** BEGIN DATA TO PROCESS **

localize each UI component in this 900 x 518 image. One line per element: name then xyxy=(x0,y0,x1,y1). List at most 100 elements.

** END DATA TO PROCESS **
** BEGIN DATA TO PROCESS **

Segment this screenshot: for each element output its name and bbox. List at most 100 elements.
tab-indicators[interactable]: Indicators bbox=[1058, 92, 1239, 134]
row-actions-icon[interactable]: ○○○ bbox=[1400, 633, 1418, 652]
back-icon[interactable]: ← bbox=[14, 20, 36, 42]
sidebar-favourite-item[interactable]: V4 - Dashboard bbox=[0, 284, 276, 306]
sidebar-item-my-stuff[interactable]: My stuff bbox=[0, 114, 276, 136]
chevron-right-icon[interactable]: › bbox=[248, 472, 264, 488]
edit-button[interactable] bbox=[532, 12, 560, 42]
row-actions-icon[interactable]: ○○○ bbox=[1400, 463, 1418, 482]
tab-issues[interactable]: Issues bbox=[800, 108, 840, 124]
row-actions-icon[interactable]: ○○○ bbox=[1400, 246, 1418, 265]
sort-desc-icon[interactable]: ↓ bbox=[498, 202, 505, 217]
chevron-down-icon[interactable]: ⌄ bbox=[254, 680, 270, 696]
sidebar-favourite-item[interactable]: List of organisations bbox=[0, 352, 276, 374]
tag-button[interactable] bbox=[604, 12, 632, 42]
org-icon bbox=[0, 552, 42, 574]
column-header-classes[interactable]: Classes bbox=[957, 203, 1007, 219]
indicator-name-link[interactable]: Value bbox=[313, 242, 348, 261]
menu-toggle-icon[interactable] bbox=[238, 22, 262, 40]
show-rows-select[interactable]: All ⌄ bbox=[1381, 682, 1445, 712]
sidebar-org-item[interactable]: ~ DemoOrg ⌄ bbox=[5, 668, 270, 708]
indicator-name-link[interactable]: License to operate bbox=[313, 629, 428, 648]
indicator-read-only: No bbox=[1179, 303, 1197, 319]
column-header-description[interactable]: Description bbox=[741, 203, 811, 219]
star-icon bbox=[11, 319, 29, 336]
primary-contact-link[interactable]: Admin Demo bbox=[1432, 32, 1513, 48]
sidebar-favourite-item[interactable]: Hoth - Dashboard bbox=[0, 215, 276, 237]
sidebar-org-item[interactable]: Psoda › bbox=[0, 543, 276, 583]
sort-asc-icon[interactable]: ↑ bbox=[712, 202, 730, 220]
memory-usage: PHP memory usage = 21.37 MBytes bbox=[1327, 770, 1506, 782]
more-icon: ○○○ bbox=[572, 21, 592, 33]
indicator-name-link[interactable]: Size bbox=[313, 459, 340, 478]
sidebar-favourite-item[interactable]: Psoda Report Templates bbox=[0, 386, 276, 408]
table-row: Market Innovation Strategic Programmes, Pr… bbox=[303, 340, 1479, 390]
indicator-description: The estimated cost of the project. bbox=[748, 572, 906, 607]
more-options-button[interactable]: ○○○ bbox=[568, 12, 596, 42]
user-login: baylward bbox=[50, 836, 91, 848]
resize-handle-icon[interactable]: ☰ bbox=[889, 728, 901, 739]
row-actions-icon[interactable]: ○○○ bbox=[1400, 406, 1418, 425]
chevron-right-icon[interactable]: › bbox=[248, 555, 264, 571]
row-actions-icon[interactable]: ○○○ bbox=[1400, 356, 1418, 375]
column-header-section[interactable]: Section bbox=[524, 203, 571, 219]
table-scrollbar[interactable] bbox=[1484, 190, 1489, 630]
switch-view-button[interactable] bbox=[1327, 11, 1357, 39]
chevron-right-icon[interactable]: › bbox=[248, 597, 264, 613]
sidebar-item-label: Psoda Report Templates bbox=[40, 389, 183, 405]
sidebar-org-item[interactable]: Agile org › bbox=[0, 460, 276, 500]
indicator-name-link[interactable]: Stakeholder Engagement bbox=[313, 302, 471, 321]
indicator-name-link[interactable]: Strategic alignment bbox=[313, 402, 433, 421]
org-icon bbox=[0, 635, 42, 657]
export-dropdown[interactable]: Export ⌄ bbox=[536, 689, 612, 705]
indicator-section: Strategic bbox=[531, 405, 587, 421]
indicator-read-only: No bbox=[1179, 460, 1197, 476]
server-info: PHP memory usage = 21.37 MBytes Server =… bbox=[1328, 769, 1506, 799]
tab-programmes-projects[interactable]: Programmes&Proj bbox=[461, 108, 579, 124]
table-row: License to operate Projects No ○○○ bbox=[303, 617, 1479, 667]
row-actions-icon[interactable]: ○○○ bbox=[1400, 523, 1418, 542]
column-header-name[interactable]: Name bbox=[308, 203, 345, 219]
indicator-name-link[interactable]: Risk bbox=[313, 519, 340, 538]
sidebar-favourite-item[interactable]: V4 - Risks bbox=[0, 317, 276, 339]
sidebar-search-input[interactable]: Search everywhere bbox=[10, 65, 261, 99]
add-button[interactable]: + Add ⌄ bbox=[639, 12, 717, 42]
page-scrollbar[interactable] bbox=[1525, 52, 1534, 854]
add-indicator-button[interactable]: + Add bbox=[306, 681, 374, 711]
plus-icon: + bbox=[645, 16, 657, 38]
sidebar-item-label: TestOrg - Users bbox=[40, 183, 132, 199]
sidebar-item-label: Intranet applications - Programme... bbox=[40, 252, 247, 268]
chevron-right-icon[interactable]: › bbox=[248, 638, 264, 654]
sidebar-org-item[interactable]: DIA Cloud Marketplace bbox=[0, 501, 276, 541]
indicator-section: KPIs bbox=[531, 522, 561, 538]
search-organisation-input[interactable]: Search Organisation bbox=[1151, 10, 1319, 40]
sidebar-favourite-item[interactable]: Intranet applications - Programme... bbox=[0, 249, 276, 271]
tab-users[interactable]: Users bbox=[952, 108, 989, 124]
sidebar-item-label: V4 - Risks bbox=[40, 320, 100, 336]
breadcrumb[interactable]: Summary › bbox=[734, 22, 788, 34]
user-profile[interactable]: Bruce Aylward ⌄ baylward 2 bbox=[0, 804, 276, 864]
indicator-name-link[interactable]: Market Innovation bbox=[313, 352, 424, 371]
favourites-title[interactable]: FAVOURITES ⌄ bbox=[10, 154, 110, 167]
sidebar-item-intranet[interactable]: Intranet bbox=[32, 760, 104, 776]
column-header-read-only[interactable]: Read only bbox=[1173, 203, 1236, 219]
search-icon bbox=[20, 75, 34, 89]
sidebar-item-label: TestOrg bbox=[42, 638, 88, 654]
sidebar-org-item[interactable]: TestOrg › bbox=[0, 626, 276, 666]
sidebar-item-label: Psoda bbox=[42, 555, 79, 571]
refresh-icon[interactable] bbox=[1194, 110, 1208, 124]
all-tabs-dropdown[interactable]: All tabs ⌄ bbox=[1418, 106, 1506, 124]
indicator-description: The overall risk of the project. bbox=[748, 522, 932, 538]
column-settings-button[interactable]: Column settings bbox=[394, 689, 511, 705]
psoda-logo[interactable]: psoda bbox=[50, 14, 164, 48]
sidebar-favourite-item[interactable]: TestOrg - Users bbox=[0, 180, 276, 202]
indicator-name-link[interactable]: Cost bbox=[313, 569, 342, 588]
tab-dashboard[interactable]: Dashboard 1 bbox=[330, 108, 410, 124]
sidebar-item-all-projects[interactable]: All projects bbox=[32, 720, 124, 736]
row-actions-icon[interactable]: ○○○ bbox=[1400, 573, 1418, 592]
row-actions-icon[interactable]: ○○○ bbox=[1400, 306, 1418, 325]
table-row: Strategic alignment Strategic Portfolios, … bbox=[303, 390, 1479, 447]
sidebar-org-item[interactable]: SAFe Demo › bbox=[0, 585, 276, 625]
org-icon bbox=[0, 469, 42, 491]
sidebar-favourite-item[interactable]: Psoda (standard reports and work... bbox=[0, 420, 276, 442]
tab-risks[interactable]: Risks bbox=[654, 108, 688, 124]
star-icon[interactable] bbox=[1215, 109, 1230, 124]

** END DATA TO PROCESS **

Update the listing lines between the one holding "Segment this screenshot: for" and the one holding "edit-button[interactable] bbox=[532, 12, 560, 42]", inclusive, by replacing "chevron-right-icon" with "arrow-right-icon" and leaving everything else unchanged.

Segment this screenshot: for each element output its name and bbox. List at most 100 elements.
tab-indicators[interactable]: Indicators bbox=[1058, 92, 1239, 134]
row-actions-icon[interactable]: ○○○ bbox=[1400, 633, 1418, 652]
back-icon[interactable]: ← bbox=[14, 20, 36, 42]
sidebar-favourite-item[interactable]: V4 - Dashboard bbox=[0, 284, 276, 306]
sidebar-item-my-stuff[interactable]: My stuff bbox=[0, 114, 276, 136]
arrow-right-icon[interactable]: › bbox=[248, 472, 264, 488]
edit-button[interactable] bbox=[532, 12, 560, 42]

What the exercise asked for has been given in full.